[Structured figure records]
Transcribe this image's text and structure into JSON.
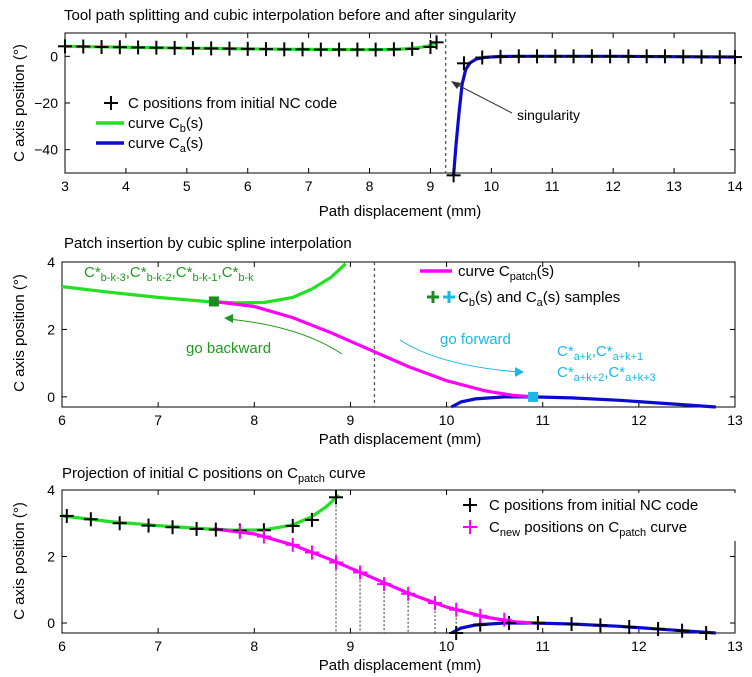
{
  "chart_data": [
    {
      "type": "line",
      "title": "Tool path splitting and cubic interpolation before and after singularity",
      "xlabel": "Path displacement (mm)",
      "ylabel": "C axis position (°)",
      "xlim": [
        3,
        14
      ],
      "ylim": [
        -50,
        10
      ],
      "xticks": [
        "3",
        "4",
        "5",
        "6",
        "7",
        "8",
        "9",
        "10",
        "11",
        "12",
        "13",
        "14"
      ],
      "yticks": [
        "0",
        "−20",
        "−40"
      ],
      "legend": {
        "placement": "left",
        "entries": [
          {
            "label": "C positions from initial NC code"
          },
          {
            "label_main": "curve C",
            "label_sub": "b",
            "label_tail": "(s)"
          },
          {
            "label_main": "curve C",
            "label_sub": "a",
            "label_tail": "(s)"
          }
        ]
      },
      "annotations": [
        {
          "text": "singularity"
        }
      ],
      "singularity_x": 9.25,
      "colors": {
        "cb": "#22e022",
        "ca": "#0b0bcc",
        "marker": "#000000"
      },
      "series": [
        {
          "name": "C positions from initial NC code",
          "role": "markers",
          "x": [
            3.0,
            3.3,
            3.6,
            3.9,
            4.2,
            4.5,
            4.8,
            5.1,
            5.4,
            5.7,
            6.0,
            6.3,
            6.6,
            6.9,
            7.2,
            7.5,
            7.8,
            8.1,
            8.4,
            8.7,
            9.0,
            9.1,
            9.38,
            9.55,
            9.85,
            10.15,
            10.45,
            10.75,
            11.05,
            11.35,
            11.65,
            11.95,
            12.25,
            12.55,
            12.85,
            13.15,
            13.45,
            13.75,
            14.0
          ],
          "y": [
            4.3,
            4.2,
            4.0,
            3.9,
            3.8,
            3.7,
            3.6,
            3.5,
            3.4,
            3.3,
            3.2,
            3.1,
            3.0,
            3.0,
            2.9,
            2.9,
            2.9,
            2.9,
            3.0,
            3.2,
            4.0,
            6.0,
            -51.0,
            -3.0,
            -0.5,
            -0.2,
            0.0,
            0.0,
            0.0,
            0.0,
            0.0,
            0.0,
            0.0,
            0.0,
            0.0,
            -0.1,
            -0.2,
            -0.3,
            -0.3
          ]
        },
        {
          "name": "curve Cb(s)",
          "role": "curve_b",
          "x": [
            3.0,
            3.5,
            4.0,
            4.5,
            5.0,
            5.5,
            6.0,
            6.5,
            7.0,
            7.5,
            8.0,
            8.3,
            8.6,
            8.8,
            9.0,
            9.1
          ],
          "y": [
            4.3,
            4.1,
            3.9,
            3.7,
            3.5,
            3.35,
            3.2,
            3.05,
            2.95,
            2.9,
            2.85,
            2.9,
            3.2,
            3.7,
            4.6,
            6.0
          ]
        },
        {
          "name": "curve Ca(s)",
          "role": "curve_a",
          "x": [
            9.38,
            9.42,
            9.47,
            9.52,
            9.58,
            9.65,
            9.75,
            9.9,
            10.1,
            10.4,
            11.0,
            12.0,
            13.0,
            14.0
          ],
          "y": [
            -51.0,
            -38.0,
            -24.0,
            -12.0,
            -5.5,
            -2.8,
            -1.2,
            -0.4,
            -0.1,
            0.0,
            0.0,
            0.0,
            -0.15,
            -0.3
          ]
        }
      ]
    },
    {
      "type": "line",
      "title": "Patch insertion by cubic spline interpolation",
      "xlabel": "Path displacement (mm)",
      "ylabel": "C axis position (°)",
      "xlim": [
        6,
        13
      ],
      "ylim": [
        -0.3,
        4
      ],
      "xticks": [
        "6",
        "7",
        "8",
        "9",
        "10",
        "11",
        "12",
        "13"
      ],
      "yticks": [
        "0",
        "2",
        "4"
      ],
      "legend": {
        "placement": "right",
        "entries": [
          {
            "label_main": "curve C",
            "label_sub": "patch",
            "label_tail": "(s)"
          },
          {
            "label_1": "C",
            "label_1_sub": "b",
            "label_2": "(s) and C",
            "label_2_sub": "a",
            "label_3": "(s) samples"
          }
        ]
      },
      "annotations": [
        {
          "text": "go backward",
          "color": "#1f9a1f"
        },
        {
          "text": "go forward",
          "color": "#1ab8e6"
        },
        {
          "text_green": [
            {
              "main": "C*",
              "sub": "b-k-3"
            },
            {
              "main": ",C*",
              "sub": "b-k-2"
            },
            {
              "main": ",C*",
              "sub": "b-k-1"
            },
            {
              "main": ",C*",
              "sub": "b-k"
            }
          ]
        },
        {
          "text_cyan_1": [
            {
              "main": "C*",
              "sub": "a+k"
            },
            {
              "main": ",C*",
              "sub": "a+k+1"
            }
          ]
        },
        {
          "text_cyan_2": [
            {
              "main": "C*",
              "sub": "a+k+2"
            },
            {
              "main": ",C*",
              "sub": "a+k+3"
            }
          ]
        }
      ],
      "singularity_x": 9.25,
      "colors": {
        "cb": "#22e022",
        "ca": "#0b0bcc",
        "patch": "#ff00ff",
        "cb_sample": "#1f8a1f",
        "ca_sample": "#1ab8e6"
      },
      "series": [
        {
          "name": "curve Cb(s)",
          "role": "curve_b",
          "x": [
            6.0,
            6.5,
            7.0,
            7.5,
            7.8,
            8.1,
            8.4,
            8.6,
            8.8,
            8.95
          ],
          "y": [
            3.27,
            3.1,
            2.95,
            2.83,
            2.79,
            2.8,
            2.95,
            3.2,
            3.55,
            3.95
          ]
        },
        {
          "name": "curve Ca(s)",
          "role": "curve_a",
          "x": [
            10.05,
            10.15,
            10.3,
            10.6,
            10.9,
            11.3,
            11.8,
            12.3,
            12.8
          ],
          "y": [
            -0.3,
            -0.15,
            -0.06,
            0.0,
            0.0,
            -0.03,
            -0.1,
            -0.2,
            -0.3
          ]
        },
        {
          "name": "curve Cpatch(s)",
          "role": "patch",
          "x": [
            7.58,
            8.0,
            8.4,
            8.8,
            9.2,
            9.6,
            10.0,
            10.4,
            10.7,
            10.9
          ],
          "y": [
            2.83,
            2.68,
            2.35,
            1.9,
            1.4,
            0.9,
            0.48,
            0.18,
            0.04,
            0.0
          ]
        },
        {
          "name": "Cb(s) samples",
          "role": "cb_sample",
          "x": [
            7.58
          ],
          "y": [
            2.83
          ]
        },
        {
          "name": "Ca(s) samples",
          "role": "ca_sample",
          "x": [
            10.9
          ],
          "y": [
            0.0
          ]
        }
      ]
    },
    {
      "type": "line",
      "title_main": "Projection of initial C positions on C",
      "title_sub": "patch",
      "title_tail": " curve",
      "xlabel": "Path displacement (mm)",
      "ylabel": "C axis position (°)",
      "xlim": [
        6,
        13
      ],
      "ylim": [
        -0.3,
        4
      ],
      "xticks": [
        "6",
        "7",
        "8",
        "9",
        "10",
        "11",
        "12",
        "13"
      ],
      "yticks": [
        "0",
        "2",
        "4"
      ],
      "legend": {
        "placement": "top-right",
        "entries": [
          {
            "label": "C positions from initial NC code"
          },
          {
            "label_main": "C",
            "label_sub": "new",
            "label_tail": " positions on C",
            "label_sub2": "patch",
            "label_tail2": " curve"
          }
        ]
      },
      "colors": {
        "cb": "#22e022",
        "ca": "#0b0bcc",
        "patch": "#ff00ff",
        "marker": "#000000",
        "new": "#ff00ff"
      },
      "series": [
        {
          "name": "curve Cb(s)",
          "role": "curve_b",
          "x": [
            6.0,
            6.5,
            7.0,
            7.5,
            7.8,
            8.1,
            8.4,
            8.6,
            8.75,
            8.88
          ],
          "y": [
            3.22,
            3.05,
            2.93,
            2.83,
            2.79,
            2.8,
            2.95,
            3.2,
            3.5,
            3.85
          ]
        },
        {
          "name": "curve Ca(s)",
          "role": "curve_a",
          "x": [
            10.05,
            10.15,
            10.3,
            10.6,
            10.9,
            11.3,
            11.8,
            12.3,
            12.8
          ],
          "y": [
            -0.3,
            -0.15,
            -0.06,
            0.0,
            0.0,
            -0.03,
            -0.1,
            -0.2,
            -0.3
          ]
        },
        {
          "name": "curve Cpatch(s)",
          "role": "patch",
          "x": [
            7.58,
            8.0,
            8.4,
            8.8,
            9.2,
            9.6,
            10.0,
            10.4,
            10.7,
            10.9
          ],
          "y": [
            2.83,
            2.68,
            2.35,
            1.9,
            1.4,
            0.9,
            0.48,
            0.18,
            0.04,
            0.0
          ]
        },
        {
          "name": "C positions from initial NC code",
          "role": "markers",
          "x": [
            6.05,
            6.3,
            6.6,
            6.9,
            7.15,
            7.4,
            7.6,
            7.85,
            8.1,
            8.4,
            8.6,
            8.85,
            10.1,
            10.35,
            10.65,
            10.95,
            11.3,
            11.6,
            11.9,
            12.2,
            12.45,
            12.7
          ],
          "y": [
            3.22,
            3.12,
            3.0,
            2.93,
            2.88,
            2.83,
            2.81,
            2.78,
            2.79,
            2.92,
            3.1,
            3.78,
            -0.3,
            -0.05,
            0.0,
            0.0,
            -0.03,
            -0.07,
            -0.12,
            -0.18,
            -0.23,
            -0.3
          ]
        },
        {
          "name": "Cnew positions on Cpatch curve",
          "role": "new_markers",
          "x": [
            7.85,
            8.1,
            8.4,
            8.6,
            8.85,
            9.1,
            9.35,
            9.6,
            9.88,
            10.1,
            10.35,
            10.6
          ],
          "y": [
            2.74,
            2.6,
            2.35,
            2.12,
            1.82,
            1.52,
            1.17,
            0.88,
            0.6,
            0.4,
            0.22,
            0.1
          ]
        },
        {
          "name": "projection guides",
          "role": "guides",
          "x": [
            8.85,
            9.1,
            9.35,
            9.6,
            9.88,
            10.1
          ],
          "y": [
            3.78,
            1.52,
            1.17,
            0.88,
            0.6,
            0.4
          ]
        }
      ]
    }
  ]
}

To do
Check each line of the entries above for the word "samples". List the ones that have it.

Response to this task
            "label_3": "(s) samples"
          "name": "Cb(s) samples",
          "name": "Ca(s) samples",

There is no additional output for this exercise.